**Assigned task**
Check each line of the material, and show the ones that include the word "from".

-.-.-

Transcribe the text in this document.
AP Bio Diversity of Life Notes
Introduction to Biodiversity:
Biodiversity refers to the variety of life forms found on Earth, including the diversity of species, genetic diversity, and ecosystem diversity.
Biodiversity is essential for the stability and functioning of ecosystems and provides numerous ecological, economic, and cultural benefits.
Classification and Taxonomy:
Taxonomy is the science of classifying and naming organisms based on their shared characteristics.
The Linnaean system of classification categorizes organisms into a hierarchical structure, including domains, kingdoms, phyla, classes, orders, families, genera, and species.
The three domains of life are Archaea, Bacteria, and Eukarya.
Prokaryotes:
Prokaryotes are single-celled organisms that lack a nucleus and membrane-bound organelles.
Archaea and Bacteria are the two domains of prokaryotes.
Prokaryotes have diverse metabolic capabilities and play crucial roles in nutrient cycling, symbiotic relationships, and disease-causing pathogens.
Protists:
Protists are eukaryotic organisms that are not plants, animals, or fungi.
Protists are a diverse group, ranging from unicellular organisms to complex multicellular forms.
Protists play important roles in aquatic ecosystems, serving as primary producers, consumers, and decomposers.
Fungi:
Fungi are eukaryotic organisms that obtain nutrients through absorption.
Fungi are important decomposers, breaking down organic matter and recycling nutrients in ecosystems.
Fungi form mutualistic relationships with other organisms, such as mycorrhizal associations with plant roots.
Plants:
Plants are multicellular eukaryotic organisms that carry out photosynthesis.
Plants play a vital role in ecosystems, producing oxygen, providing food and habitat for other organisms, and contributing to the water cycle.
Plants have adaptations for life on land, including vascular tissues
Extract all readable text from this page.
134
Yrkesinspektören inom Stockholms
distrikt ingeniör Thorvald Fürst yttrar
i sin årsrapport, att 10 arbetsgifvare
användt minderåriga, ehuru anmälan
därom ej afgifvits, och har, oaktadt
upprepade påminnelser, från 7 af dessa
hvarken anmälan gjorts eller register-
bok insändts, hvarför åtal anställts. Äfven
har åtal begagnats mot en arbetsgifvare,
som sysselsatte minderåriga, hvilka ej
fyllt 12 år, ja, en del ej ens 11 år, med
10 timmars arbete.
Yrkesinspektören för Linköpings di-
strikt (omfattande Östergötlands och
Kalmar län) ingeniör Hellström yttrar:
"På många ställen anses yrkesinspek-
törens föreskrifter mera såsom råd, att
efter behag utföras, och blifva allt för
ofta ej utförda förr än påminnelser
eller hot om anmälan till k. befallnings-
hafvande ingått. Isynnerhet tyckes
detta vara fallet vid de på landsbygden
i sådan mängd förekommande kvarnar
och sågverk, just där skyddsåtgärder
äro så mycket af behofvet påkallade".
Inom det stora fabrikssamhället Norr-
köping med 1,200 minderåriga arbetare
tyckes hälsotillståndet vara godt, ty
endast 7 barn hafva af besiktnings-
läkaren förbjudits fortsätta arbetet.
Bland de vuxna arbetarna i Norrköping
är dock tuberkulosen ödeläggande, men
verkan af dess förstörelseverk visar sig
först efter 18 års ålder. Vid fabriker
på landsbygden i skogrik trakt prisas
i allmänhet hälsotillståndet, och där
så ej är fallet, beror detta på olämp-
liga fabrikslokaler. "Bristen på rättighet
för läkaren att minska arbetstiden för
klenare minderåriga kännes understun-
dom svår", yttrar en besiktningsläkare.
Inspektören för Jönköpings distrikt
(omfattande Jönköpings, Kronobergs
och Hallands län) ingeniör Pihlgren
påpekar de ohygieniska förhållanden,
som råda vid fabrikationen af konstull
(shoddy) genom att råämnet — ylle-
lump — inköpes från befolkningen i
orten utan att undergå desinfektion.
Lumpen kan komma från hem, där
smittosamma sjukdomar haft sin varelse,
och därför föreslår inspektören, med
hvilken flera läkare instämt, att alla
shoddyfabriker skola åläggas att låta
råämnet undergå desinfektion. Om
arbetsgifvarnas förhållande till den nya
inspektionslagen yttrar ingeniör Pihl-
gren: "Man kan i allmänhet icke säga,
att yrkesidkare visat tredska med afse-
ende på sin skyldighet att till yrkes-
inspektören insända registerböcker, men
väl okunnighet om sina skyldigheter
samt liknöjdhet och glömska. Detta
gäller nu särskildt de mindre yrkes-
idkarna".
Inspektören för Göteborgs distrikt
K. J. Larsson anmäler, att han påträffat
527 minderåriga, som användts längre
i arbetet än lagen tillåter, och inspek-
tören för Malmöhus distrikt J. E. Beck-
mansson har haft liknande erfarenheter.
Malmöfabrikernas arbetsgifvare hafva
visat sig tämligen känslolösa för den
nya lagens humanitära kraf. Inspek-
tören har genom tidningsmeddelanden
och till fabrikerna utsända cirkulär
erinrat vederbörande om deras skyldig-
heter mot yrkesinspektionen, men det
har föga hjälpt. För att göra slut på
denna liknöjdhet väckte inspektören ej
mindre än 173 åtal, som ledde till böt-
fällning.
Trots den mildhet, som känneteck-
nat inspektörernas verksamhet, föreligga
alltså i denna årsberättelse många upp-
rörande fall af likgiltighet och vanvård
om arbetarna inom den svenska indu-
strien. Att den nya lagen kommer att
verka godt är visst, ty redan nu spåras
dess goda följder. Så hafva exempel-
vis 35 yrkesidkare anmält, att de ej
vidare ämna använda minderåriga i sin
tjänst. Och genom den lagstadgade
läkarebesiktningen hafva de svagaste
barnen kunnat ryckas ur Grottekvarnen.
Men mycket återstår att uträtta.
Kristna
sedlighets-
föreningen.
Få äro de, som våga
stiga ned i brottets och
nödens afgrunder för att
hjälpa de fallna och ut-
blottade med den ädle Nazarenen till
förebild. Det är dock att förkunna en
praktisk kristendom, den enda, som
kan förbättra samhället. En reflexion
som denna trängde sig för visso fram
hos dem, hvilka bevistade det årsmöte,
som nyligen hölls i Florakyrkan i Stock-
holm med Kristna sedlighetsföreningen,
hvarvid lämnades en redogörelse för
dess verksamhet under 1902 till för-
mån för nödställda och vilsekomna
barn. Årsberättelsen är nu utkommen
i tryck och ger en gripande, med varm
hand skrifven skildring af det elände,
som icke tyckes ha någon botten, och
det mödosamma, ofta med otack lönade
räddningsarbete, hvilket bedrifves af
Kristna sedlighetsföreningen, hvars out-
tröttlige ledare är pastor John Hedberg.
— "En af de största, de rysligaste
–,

-.-.-

**Solution to the exercise**
Protists are a diverse group, ranging from unicellular organisms to complex multicellular forms.
Extract all readable text from this page.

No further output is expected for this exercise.